**Prompt:** Please make an exact transcription of all the data that follows.
:: Record excerpts ::
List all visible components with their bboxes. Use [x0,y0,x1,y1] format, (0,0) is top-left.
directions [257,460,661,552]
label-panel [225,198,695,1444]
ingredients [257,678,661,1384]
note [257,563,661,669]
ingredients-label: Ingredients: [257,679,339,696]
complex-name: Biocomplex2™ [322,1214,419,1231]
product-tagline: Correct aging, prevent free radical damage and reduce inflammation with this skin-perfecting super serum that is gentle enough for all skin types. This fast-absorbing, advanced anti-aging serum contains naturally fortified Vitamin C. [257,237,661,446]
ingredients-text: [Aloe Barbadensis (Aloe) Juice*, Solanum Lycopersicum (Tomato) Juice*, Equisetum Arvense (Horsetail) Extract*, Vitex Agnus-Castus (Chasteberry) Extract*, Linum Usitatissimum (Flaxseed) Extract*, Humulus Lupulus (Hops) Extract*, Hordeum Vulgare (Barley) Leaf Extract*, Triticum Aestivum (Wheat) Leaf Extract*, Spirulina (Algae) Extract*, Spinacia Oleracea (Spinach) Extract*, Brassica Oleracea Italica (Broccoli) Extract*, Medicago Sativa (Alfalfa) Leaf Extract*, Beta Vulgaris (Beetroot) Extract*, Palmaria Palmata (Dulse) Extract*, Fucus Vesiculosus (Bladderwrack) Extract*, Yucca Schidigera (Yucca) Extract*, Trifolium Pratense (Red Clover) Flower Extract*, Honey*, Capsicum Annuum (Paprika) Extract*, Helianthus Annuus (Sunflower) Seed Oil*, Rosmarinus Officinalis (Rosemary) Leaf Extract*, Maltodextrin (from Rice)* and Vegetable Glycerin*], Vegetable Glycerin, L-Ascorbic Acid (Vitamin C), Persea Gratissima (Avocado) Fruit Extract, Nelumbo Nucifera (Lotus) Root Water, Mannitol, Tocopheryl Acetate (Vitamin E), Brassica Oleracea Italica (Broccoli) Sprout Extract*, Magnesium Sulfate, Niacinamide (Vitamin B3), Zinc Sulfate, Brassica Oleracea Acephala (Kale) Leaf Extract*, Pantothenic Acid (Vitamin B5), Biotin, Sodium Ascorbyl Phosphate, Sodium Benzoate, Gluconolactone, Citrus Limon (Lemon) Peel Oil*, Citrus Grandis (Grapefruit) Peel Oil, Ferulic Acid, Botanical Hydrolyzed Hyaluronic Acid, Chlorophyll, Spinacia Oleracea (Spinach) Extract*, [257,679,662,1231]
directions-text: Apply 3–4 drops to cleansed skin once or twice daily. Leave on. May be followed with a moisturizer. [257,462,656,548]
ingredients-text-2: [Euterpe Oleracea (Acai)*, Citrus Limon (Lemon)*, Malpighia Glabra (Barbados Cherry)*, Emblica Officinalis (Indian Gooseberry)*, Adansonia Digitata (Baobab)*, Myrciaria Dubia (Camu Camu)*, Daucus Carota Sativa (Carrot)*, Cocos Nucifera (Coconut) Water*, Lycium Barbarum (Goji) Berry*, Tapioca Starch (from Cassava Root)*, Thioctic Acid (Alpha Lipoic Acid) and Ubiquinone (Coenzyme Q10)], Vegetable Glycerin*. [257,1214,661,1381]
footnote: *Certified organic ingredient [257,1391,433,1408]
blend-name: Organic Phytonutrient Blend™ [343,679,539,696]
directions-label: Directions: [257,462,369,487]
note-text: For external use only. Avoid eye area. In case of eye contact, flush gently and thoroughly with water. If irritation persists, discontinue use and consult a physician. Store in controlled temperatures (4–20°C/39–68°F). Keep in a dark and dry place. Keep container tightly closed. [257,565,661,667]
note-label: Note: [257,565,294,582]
:::
**Answer area:**
List all visible components with their bboxes. Use [x0,y0,x1,y1] format, (0,0) is top-left.
directions [257,460,661,552]
label-panel [225,198,695,1444]
ingredients [257,678,661,1384]
note [257,563,661,669]
ingredients-label: Ingredients: [257,679,339,696]
complex-name: Biocomplex2™ [322,1214,419,1231]
product-tagline: Correct aging, prevent free radical damage and reduce inflammation with this skin-perfecting super serum that is gentle enough for all skin types. This fast-absorbing, advanced anti-aging serum contains naturally fortified Vitamin C. [257,237,661,446]
ingredients-text: [Aloe Barbadensis (Aloe) Juice*, Solanum Lycopersicum (Tomato) Juice*, Equisetum Arvense (Horsetail) Extract*, Vitex Agnus-Castus (Chasteberry) Extract*, Linum Usitatissimum (Flaxseed) Extract*, Humulus Lupulus (Hops) Extract*, Hordeum Vulgare (Barley) Leaf Extract*, Triticum Aestivum (Wheat) Leaf Extract*, Spirulina (Algae) Extract*, Spinacia Oleracea (Spinach) Extract*, Brassica Oleracea Italica (Broccoli) Extract*, Medicago Sativa (Alfalfa) Leaf Extract*, Beta Vulgaris (Beetroot) Extract*, Palmaria Palmata (Dulse) Extract*, Fucus Vesiculosus (Bladderwrack) Extract*, Yucca Schidigera (Yucca) Extract*, Trifolium Pratense (Red Clover) Flower Extract*, Honey*, Capsicum Annuum (Paprika) Extract*, Helianthus Annuus (Sunflower) Seed Oil*, Rosmarinus Officinalis (Rosemary) Leaf Extract*, Maltodextrin (from Rice)* and Vegetable Glycerin*], Vegetable Glycerin, L-Ascorbic Acid (Vitamin C), Persea Gratissima (Avocado) Fruit Extract, Nelumbo Nucifera (Lotus) Root Water, Mannitol, Tocopheryl Acetate (Vitamin E), Brassica Oleracea Italica (Broccoli) Sprout Extract*, Magnesium Sulfate, Niacinamide (Vitamin B3), Zinc Sulfate, Brassica Oleracea Acephala (Kale) Leaf Extract*, Pantothenic Acid (Vitamin B5), Biotin, Sodium Ascorbyl Phosphate, Sodium Benzoate, Gluconolactone, Citrus Limon (Lemon) Peel Oil*, Citrus Grandis (Grapefruit) Peel Oil, Ferulic Acid, Botanical Hydrolyzed Hyaluronic Acid, Chlorophyll, Spinacia Oleracea (Spinach) Extract*, [257,679,662,1231]
directions-text: Apply 3–4 drops to cleansed skin once or twice daily. Leave on. May be followed with a moisturizer. [257,462,656,548]
ingredients-text-2: [Euterpe Oleracea (Acai)*, Citrus Limon (Lemon)*, Malpighia Glabra (Barbados Cherry)*, Emblica Officinalis (Indian Gooseberry)*, Adansonia Digitata (Baobab)*, Myrciaria Dubia (Camu Camu)*, Daucus Carota Sativa (Carrot)*, Cocos Nucifera (Coconut) Water*, Lycium Barbarum (Goji) Berry*, Tapioca Starch (from Cassava Root)*, Thioctic Acid (Alpha Lipoic Acid) and Ubiquinone (Coenzyme Q10)], Vegetable Glycerin*. [257,1214,661,1381]
footnote: *Certified organic ingredient [257,1391,433,1408]
blend-name: Organic Phytonutrient Blend™ [343,679,539,696]
directions-label: Directions: [257,462,369,487]
note-text: For external use only. Avoid eye area. In case of eye contact, flush gently and thoroughly with water. If irritation persists, discontinue use and consult a physician. Store in controlled temperatures (4–20°C/39–68°F). Keep in a dark and dry place. Keep container tightly closed. [257,565,661,667]
note-label: Note: [257,565,294,582]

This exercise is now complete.